** start Items **

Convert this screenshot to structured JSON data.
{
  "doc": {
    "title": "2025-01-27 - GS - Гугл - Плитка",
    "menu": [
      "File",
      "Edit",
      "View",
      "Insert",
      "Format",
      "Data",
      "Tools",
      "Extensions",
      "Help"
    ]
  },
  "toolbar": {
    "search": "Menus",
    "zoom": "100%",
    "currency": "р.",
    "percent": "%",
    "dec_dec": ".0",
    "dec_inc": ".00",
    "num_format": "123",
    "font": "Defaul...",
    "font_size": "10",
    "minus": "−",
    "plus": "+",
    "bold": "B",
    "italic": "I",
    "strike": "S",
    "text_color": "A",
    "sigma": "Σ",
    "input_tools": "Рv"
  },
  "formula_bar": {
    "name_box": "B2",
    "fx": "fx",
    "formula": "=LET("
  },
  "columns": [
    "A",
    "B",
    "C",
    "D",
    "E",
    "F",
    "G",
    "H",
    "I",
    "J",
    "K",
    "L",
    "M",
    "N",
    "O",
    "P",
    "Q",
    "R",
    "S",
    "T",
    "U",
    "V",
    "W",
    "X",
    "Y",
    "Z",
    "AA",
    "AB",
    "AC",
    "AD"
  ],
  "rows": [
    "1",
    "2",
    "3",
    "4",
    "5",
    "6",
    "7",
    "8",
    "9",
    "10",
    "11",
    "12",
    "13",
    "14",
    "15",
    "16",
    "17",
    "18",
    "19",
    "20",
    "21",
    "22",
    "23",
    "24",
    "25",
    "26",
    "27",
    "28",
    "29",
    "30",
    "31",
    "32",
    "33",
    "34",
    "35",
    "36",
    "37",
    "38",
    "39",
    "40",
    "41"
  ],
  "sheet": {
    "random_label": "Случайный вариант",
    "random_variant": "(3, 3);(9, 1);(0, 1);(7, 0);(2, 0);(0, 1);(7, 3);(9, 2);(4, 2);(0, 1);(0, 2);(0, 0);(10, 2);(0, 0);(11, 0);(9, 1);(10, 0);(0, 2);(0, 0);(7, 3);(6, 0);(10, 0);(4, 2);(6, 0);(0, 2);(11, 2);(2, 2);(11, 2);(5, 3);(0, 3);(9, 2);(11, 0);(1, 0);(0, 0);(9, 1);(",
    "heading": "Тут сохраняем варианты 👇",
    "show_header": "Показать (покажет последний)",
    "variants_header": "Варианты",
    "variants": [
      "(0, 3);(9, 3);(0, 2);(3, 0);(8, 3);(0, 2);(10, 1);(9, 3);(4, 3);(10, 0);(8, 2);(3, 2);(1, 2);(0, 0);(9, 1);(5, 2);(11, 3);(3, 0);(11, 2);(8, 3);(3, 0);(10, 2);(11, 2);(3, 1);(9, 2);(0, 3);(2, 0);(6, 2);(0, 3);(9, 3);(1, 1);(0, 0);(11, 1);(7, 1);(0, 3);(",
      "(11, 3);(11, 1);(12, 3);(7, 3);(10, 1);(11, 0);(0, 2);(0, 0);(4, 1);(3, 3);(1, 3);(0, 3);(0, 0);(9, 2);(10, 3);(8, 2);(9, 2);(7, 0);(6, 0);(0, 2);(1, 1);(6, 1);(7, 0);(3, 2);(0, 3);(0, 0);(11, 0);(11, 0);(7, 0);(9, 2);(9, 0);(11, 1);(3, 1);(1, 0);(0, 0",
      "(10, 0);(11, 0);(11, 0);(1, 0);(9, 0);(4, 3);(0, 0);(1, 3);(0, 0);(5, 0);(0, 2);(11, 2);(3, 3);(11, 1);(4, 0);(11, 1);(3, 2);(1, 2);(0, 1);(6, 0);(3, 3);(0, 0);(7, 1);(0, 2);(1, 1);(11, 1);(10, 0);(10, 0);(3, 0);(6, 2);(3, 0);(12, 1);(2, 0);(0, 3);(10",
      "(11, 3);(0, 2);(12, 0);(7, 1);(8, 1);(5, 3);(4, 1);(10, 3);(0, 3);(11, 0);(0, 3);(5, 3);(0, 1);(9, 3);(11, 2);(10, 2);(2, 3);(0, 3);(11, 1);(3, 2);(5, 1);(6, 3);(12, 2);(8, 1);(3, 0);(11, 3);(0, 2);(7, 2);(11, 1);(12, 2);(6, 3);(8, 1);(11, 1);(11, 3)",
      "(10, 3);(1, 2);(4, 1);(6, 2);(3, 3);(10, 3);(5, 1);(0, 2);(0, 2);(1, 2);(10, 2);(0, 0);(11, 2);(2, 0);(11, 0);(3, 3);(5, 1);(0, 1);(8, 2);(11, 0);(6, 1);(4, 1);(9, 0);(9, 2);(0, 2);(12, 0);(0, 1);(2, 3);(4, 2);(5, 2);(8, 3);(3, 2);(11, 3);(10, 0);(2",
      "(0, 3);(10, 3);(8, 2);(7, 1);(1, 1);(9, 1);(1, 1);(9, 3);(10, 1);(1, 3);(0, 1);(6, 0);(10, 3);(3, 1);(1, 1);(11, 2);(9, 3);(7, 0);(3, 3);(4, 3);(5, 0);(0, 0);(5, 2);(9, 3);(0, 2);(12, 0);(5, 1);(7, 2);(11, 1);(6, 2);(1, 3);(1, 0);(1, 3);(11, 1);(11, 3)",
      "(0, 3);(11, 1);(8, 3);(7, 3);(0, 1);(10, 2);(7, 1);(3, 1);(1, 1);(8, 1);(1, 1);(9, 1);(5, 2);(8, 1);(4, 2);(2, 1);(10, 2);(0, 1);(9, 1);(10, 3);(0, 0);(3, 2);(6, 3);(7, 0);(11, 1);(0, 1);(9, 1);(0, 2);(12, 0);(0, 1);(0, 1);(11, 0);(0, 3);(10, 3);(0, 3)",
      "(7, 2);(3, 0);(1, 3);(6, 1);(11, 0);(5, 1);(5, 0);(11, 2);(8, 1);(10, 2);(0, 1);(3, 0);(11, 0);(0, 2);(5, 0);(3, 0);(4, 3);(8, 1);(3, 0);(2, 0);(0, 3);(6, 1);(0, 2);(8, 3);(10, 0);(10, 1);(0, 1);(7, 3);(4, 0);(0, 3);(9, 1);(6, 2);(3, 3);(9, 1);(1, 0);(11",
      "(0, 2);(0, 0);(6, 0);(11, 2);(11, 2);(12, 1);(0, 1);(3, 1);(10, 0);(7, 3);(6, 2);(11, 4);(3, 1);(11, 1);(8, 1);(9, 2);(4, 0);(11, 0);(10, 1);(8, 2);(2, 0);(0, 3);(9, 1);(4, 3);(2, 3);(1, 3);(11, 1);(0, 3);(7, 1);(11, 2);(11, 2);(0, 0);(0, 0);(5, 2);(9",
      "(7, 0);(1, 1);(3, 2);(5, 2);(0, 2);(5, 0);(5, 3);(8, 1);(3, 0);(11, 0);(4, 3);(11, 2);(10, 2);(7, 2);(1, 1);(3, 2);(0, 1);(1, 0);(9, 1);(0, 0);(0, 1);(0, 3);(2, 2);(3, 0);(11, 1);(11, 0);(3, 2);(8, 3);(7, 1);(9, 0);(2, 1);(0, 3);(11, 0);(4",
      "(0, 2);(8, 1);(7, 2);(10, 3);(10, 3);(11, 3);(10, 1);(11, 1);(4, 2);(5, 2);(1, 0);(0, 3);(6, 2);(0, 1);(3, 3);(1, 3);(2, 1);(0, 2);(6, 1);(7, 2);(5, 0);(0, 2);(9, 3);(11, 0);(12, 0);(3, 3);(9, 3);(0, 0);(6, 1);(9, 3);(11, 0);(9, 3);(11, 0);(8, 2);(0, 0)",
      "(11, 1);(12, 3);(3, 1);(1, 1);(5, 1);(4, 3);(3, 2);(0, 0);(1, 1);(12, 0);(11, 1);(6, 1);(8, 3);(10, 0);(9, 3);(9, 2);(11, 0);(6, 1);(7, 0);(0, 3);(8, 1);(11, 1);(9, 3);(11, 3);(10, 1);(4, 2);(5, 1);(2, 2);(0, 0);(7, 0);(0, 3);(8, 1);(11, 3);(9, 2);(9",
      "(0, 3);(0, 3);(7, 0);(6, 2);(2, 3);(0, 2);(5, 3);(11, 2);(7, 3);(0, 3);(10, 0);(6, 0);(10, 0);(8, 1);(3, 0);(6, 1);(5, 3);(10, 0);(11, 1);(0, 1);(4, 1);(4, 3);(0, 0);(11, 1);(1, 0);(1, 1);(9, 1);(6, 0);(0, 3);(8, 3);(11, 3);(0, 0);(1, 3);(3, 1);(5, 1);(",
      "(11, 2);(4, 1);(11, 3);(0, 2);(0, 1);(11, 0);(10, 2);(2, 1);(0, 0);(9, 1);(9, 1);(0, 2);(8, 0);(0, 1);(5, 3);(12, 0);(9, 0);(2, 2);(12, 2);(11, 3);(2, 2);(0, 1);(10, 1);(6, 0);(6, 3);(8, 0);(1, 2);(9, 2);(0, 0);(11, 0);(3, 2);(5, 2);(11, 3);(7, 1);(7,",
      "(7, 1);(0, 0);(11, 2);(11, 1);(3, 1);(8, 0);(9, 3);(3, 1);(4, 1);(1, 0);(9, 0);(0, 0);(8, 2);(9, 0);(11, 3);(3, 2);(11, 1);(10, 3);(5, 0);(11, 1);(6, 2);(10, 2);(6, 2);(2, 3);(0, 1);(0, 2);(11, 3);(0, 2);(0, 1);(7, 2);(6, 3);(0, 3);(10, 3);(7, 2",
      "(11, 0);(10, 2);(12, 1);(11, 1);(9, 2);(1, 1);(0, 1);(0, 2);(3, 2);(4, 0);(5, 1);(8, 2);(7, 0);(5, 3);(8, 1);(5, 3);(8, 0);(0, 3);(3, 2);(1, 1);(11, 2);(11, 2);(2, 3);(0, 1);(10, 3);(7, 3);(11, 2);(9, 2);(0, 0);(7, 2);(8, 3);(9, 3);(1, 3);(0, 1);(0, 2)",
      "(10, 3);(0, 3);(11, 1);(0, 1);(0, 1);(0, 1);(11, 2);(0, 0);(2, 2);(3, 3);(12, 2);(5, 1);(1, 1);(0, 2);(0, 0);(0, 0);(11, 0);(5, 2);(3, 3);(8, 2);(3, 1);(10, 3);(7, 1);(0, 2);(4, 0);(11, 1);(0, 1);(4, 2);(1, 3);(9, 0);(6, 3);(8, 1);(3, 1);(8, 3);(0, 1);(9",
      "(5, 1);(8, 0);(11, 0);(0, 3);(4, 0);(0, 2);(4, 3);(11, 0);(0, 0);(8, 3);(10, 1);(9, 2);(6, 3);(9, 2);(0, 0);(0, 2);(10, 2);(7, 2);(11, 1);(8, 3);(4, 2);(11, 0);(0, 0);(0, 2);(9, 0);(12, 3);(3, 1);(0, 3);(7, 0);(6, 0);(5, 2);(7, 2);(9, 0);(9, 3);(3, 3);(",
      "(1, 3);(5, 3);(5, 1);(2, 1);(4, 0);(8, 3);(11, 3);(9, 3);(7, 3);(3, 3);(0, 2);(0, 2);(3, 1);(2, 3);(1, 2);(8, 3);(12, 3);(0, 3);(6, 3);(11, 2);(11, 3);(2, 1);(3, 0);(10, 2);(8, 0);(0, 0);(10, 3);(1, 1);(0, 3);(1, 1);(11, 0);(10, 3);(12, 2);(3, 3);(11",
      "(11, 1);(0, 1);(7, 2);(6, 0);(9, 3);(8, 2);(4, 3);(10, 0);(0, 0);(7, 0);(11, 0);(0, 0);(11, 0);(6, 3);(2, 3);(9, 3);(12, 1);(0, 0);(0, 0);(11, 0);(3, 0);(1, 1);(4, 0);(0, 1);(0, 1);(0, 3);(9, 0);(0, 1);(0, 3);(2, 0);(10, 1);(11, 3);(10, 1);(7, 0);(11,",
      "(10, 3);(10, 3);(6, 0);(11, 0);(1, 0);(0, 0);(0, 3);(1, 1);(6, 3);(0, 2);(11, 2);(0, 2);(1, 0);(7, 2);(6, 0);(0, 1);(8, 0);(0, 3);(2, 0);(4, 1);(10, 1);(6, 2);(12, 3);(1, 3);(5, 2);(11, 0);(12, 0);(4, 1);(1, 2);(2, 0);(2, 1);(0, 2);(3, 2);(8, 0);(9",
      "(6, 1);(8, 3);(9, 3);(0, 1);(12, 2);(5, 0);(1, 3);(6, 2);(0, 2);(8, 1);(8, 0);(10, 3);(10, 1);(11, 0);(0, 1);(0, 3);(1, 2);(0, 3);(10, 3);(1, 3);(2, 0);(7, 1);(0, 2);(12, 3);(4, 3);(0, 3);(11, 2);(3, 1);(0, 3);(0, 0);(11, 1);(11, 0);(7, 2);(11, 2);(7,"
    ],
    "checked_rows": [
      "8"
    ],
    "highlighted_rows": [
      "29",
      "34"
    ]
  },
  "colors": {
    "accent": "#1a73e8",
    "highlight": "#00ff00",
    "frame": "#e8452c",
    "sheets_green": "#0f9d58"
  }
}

** end Items **
** start Items **

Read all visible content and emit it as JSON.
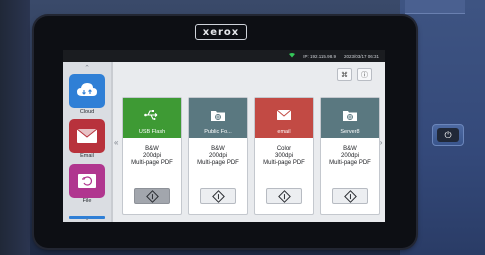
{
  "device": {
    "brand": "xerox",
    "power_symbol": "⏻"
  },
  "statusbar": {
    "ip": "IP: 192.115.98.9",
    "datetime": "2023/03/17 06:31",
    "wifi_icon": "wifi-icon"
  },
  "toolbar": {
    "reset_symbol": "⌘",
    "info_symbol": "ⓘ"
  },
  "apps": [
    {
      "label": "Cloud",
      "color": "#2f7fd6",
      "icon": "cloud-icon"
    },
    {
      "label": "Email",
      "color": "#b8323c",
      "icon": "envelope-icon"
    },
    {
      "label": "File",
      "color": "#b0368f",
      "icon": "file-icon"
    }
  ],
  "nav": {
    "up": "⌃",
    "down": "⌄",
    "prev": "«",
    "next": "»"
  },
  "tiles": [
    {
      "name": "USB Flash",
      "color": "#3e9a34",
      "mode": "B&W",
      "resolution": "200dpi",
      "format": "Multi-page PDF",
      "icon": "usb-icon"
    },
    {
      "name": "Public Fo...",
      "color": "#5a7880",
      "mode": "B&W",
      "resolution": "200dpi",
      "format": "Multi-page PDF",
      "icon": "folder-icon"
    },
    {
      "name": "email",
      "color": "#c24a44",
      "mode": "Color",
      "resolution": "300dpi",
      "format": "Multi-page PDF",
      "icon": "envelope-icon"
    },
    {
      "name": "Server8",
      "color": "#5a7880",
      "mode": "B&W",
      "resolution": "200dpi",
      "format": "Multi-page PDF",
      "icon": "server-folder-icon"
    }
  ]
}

** end Items **

Requirements: How many of the lines above include the string "icon"? Reply with the number by itself.

Expected answer: 8